:: DATA SUPPLIED

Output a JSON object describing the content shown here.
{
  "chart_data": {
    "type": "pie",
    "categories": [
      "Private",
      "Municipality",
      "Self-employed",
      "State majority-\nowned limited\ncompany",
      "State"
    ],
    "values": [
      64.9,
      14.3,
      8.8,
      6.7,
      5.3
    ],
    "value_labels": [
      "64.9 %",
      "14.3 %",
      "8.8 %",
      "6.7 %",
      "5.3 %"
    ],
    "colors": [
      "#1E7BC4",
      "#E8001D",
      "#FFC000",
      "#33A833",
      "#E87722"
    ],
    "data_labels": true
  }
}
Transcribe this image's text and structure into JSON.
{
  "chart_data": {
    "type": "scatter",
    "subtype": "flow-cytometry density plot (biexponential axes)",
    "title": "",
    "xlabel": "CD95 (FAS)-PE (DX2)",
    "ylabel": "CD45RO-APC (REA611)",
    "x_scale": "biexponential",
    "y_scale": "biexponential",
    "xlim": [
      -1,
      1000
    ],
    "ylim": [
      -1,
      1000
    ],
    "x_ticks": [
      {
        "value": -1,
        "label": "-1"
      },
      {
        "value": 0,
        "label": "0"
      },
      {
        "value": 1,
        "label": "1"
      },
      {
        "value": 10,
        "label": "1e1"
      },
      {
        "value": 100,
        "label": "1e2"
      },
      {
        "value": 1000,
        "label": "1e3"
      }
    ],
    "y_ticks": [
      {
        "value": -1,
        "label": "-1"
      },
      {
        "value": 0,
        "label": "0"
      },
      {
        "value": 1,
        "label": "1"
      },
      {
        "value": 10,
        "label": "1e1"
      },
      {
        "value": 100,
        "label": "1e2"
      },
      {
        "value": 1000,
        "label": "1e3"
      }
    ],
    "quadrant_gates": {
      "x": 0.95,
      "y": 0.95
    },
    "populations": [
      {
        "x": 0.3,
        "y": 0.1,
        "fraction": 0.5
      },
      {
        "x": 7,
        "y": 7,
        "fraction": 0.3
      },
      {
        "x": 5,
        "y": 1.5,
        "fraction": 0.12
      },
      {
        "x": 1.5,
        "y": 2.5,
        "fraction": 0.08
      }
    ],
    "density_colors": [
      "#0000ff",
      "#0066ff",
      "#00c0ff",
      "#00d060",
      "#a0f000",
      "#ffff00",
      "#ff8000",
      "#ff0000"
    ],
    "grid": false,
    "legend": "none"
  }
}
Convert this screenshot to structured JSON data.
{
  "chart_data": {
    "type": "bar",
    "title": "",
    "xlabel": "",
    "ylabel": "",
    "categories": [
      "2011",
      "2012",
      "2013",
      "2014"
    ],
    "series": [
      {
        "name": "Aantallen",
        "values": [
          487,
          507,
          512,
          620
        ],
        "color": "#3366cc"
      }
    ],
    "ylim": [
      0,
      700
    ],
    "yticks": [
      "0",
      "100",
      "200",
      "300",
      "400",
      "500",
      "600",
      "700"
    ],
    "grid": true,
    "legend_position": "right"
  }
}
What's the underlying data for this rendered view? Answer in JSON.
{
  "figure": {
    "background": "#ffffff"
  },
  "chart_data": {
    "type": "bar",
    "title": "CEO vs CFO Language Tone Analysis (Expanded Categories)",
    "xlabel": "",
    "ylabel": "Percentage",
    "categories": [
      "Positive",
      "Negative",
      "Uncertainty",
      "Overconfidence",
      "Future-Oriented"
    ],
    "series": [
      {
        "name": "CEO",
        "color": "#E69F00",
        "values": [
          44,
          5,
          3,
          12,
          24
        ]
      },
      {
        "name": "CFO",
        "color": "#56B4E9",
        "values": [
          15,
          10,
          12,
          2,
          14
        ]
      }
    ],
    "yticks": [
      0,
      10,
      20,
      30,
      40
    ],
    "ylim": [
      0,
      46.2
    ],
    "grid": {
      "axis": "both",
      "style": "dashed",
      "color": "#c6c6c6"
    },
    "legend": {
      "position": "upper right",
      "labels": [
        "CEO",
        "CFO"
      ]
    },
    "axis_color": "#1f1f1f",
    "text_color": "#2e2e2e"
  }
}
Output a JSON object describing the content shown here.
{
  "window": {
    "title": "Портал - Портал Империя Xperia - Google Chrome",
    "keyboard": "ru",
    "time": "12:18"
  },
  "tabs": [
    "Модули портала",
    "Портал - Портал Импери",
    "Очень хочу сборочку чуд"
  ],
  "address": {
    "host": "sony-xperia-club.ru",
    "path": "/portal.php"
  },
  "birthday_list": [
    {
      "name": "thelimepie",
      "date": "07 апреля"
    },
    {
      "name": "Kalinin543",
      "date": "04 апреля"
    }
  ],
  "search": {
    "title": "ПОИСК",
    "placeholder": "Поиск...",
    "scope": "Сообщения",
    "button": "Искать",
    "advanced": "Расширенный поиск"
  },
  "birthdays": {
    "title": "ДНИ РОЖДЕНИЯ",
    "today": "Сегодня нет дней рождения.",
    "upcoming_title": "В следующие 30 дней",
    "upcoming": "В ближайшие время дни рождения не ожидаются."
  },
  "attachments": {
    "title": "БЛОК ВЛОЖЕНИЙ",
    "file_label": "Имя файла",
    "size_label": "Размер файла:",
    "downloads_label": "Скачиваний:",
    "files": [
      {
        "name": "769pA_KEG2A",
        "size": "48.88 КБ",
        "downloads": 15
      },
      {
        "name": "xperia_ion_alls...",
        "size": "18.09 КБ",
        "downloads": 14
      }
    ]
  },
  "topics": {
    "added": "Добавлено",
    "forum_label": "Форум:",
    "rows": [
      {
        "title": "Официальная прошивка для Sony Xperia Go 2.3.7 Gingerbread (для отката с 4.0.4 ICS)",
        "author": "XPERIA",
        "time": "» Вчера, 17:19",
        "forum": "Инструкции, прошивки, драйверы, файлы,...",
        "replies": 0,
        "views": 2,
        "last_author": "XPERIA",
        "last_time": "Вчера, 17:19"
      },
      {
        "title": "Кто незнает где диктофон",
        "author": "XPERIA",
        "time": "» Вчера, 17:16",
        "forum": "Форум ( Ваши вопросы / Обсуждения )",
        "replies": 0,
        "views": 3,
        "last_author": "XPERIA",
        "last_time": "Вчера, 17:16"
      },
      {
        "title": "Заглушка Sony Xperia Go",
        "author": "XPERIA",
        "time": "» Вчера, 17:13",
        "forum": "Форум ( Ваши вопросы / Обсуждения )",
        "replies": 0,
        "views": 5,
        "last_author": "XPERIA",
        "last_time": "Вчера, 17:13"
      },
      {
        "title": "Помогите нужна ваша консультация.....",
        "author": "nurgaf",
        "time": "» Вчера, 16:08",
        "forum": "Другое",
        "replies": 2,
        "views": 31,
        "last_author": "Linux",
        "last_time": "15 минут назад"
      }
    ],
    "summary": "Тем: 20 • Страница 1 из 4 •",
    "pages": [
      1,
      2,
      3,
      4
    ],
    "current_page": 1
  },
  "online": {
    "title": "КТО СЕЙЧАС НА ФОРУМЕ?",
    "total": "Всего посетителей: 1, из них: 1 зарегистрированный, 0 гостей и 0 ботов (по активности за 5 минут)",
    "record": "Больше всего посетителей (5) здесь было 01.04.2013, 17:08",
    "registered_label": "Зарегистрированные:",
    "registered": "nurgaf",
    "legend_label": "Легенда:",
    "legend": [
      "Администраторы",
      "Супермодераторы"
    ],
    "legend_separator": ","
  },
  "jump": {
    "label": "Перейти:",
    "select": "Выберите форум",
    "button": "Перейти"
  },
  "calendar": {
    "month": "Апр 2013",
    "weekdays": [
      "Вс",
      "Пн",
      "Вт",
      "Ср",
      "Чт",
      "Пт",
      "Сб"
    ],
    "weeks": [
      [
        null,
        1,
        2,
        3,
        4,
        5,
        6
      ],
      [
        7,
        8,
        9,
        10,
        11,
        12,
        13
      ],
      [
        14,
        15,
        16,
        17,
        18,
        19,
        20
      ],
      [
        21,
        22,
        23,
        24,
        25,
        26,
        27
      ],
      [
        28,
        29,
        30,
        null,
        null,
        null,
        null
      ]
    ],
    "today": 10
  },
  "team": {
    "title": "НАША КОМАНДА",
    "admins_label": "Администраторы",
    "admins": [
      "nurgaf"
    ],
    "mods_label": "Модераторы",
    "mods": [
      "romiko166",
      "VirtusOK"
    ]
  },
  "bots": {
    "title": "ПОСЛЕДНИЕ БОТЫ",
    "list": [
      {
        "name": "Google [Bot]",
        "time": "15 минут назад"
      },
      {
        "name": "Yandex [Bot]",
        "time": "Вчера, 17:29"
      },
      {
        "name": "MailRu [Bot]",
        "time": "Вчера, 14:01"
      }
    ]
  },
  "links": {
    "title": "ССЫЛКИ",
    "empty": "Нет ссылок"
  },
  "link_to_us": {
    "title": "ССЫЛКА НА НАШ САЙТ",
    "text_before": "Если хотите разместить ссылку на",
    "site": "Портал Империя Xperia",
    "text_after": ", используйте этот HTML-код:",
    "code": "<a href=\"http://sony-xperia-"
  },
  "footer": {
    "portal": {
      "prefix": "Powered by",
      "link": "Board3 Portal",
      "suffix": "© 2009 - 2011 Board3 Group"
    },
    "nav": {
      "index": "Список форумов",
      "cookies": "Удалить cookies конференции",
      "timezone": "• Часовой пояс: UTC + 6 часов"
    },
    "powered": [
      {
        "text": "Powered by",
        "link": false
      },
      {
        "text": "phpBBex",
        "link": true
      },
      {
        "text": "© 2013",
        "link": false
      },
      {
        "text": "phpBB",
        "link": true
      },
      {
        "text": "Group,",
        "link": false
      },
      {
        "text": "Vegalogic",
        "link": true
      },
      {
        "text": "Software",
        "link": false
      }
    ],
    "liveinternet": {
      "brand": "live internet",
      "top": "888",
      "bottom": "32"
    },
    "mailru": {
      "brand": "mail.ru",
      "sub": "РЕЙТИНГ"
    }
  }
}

::::

EXERCISE REQUIREMENTS: In the records above, find each line holding "дней" and copy it.

WRITTEN ANSWER:
    "today": "Сегодня нет дней рождения.",
    "upcoming_title": "В следующие 30 дней",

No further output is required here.